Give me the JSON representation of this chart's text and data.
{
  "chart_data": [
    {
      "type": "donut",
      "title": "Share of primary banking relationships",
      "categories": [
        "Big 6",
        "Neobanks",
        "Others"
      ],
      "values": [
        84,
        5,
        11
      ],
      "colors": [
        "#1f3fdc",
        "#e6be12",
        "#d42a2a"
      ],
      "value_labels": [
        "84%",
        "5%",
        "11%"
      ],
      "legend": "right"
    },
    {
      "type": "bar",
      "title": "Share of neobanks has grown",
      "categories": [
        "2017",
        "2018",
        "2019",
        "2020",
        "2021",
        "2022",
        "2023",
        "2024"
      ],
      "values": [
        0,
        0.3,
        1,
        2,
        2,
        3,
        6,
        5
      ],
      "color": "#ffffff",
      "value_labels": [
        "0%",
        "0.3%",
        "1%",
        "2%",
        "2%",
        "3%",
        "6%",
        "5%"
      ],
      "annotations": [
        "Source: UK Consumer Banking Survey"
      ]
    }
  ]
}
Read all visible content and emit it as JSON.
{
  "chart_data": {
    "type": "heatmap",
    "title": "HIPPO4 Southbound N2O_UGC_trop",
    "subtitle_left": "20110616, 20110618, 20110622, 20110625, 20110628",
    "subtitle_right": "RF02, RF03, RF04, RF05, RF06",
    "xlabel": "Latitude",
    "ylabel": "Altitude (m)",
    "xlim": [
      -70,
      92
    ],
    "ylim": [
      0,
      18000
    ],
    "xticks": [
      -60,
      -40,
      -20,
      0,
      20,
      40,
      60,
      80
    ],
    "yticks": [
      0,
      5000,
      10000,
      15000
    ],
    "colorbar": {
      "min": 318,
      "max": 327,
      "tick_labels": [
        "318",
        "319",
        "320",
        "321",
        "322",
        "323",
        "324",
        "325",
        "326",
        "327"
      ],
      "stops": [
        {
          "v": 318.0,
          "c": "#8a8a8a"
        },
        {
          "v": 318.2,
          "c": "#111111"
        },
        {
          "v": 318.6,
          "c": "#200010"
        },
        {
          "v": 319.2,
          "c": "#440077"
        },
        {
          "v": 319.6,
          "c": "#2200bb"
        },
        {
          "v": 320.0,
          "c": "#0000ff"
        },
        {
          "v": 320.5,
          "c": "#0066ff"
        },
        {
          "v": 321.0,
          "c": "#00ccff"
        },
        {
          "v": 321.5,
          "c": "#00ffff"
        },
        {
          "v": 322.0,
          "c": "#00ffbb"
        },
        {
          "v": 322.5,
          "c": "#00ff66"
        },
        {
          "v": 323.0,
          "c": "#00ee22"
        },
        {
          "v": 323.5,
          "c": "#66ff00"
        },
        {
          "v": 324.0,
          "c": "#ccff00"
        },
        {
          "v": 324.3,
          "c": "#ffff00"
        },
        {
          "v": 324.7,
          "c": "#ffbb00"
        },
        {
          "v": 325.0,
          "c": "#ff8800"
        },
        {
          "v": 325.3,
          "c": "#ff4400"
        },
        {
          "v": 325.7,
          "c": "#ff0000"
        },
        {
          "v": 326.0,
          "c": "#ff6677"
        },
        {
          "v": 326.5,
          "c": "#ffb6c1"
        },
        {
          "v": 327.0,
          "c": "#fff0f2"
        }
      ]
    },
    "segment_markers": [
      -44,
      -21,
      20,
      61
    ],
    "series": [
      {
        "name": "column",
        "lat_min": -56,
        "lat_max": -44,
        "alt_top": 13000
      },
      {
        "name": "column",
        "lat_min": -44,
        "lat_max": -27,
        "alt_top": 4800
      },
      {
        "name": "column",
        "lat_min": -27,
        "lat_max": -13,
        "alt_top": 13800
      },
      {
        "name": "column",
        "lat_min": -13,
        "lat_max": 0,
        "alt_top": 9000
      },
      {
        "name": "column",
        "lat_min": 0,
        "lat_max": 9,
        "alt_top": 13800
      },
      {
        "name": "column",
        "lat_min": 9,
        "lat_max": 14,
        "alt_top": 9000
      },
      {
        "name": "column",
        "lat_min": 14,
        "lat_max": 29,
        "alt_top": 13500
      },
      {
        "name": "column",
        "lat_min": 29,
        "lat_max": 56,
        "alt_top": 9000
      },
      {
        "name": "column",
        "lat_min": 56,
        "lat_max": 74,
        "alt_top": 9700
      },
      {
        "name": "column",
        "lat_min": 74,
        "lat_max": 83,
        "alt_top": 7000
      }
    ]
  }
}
+++
* **CHALLENGE**:
Gather up, from the records above, each line where the word "Share" appears.

* **TASK RESPONSE**:
      "title": "Share of primary banking relationships",
      "title": "Share of neobanks has grown",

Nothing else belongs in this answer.